DIRECTIVE: Read the listing below and copy out every line that holds "охраны".

GIVEN RECORDS:
>> Begin
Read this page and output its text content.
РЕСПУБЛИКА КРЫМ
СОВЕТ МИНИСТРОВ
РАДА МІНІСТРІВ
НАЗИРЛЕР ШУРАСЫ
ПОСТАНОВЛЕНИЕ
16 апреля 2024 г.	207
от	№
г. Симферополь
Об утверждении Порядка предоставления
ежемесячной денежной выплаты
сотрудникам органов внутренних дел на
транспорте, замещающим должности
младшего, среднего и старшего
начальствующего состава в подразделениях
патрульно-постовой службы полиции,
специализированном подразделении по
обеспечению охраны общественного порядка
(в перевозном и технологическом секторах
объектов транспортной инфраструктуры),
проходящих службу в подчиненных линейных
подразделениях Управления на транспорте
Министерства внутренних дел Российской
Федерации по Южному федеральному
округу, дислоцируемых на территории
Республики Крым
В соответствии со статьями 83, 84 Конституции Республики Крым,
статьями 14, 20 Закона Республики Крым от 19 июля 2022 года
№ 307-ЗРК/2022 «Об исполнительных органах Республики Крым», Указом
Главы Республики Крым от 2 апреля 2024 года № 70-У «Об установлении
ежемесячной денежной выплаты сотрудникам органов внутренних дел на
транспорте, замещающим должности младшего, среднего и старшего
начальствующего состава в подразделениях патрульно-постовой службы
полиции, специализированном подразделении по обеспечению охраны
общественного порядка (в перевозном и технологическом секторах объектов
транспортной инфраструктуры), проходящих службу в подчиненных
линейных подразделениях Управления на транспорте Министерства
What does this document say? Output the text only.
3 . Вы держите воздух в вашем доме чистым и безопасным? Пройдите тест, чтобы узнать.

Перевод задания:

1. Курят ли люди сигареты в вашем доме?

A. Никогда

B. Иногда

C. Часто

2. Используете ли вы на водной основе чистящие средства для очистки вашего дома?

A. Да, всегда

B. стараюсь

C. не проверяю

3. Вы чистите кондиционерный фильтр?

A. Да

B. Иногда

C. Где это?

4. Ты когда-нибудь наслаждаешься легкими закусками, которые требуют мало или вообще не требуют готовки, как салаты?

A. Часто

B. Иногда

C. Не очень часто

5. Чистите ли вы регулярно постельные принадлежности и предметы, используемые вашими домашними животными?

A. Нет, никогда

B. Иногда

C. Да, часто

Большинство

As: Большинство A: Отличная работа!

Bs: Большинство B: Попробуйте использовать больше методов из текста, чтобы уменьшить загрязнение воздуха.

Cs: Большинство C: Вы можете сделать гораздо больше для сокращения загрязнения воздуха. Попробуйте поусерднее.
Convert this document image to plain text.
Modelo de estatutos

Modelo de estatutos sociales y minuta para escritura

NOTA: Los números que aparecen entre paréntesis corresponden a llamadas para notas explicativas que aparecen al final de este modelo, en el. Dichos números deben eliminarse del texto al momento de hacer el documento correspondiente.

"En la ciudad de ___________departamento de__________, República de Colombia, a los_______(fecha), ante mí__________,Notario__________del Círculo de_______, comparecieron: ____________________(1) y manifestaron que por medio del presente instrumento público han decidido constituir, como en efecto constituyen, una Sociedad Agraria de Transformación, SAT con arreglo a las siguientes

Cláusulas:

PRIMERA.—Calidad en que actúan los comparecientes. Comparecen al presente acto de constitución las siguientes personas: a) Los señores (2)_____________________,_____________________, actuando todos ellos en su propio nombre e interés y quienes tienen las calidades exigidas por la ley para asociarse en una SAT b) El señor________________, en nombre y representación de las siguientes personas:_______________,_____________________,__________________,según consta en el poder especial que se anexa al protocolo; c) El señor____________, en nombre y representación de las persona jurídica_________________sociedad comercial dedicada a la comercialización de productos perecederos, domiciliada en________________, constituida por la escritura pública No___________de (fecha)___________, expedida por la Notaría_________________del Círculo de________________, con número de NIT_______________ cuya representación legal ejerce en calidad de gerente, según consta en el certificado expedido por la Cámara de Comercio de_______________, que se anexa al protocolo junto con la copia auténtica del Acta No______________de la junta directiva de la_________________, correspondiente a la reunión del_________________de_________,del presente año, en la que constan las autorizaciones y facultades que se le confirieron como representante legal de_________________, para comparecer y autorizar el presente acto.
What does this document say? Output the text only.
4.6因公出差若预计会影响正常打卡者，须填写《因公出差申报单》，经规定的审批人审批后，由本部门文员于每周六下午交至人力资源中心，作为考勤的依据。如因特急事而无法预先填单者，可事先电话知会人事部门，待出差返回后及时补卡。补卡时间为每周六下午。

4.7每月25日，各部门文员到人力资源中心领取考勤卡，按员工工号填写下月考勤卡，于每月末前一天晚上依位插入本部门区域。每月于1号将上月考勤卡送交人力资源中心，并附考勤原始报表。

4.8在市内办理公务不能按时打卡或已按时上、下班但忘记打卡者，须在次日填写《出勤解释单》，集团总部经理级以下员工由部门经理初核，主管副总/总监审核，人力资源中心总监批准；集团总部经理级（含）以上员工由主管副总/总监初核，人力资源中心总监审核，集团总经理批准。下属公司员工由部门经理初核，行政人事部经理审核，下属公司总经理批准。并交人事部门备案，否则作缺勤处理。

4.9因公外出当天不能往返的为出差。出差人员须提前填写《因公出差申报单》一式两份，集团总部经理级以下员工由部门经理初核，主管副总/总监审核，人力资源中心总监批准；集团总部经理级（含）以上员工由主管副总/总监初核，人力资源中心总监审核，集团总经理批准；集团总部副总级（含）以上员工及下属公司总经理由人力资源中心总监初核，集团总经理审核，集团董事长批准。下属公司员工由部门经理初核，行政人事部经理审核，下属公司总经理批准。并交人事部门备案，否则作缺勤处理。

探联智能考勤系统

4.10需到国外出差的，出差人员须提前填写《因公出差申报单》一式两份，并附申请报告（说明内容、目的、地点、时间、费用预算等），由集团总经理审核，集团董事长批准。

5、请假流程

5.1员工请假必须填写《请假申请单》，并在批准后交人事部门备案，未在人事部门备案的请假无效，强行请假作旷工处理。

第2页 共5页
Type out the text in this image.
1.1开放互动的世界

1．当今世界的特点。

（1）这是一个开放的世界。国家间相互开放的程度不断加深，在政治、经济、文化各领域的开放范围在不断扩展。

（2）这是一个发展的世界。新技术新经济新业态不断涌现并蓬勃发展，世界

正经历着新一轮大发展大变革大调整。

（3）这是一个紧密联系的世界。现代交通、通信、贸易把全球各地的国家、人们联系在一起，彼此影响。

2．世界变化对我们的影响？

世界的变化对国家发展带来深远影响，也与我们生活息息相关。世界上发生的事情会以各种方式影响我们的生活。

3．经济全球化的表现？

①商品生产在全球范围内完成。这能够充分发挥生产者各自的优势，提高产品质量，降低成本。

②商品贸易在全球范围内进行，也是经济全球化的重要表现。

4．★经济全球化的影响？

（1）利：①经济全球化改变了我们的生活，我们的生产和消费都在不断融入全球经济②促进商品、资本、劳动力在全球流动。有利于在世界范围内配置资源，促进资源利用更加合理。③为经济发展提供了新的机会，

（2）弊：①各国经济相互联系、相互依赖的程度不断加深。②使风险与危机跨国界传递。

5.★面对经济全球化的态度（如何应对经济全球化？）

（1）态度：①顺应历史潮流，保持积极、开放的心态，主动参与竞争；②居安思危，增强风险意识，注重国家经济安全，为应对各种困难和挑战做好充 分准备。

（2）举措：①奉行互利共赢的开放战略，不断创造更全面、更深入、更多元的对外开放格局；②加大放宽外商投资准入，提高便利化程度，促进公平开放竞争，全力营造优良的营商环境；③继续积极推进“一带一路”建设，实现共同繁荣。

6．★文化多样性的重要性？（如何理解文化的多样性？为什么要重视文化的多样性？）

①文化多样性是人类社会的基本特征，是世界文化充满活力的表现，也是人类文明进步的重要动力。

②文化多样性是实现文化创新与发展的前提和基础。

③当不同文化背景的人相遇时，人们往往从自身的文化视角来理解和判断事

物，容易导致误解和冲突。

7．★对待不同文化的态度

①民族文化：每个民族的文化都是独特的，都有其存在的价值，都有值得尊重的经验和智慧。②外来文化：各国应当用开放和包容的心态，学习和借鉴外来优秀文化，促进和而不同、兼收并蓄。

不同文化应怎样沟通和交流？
>> End
ANSWER TO THIS PROBLEM:
обеспечению охраны общественного порядка
полиции, специализированном подразделении по обеспечению охраны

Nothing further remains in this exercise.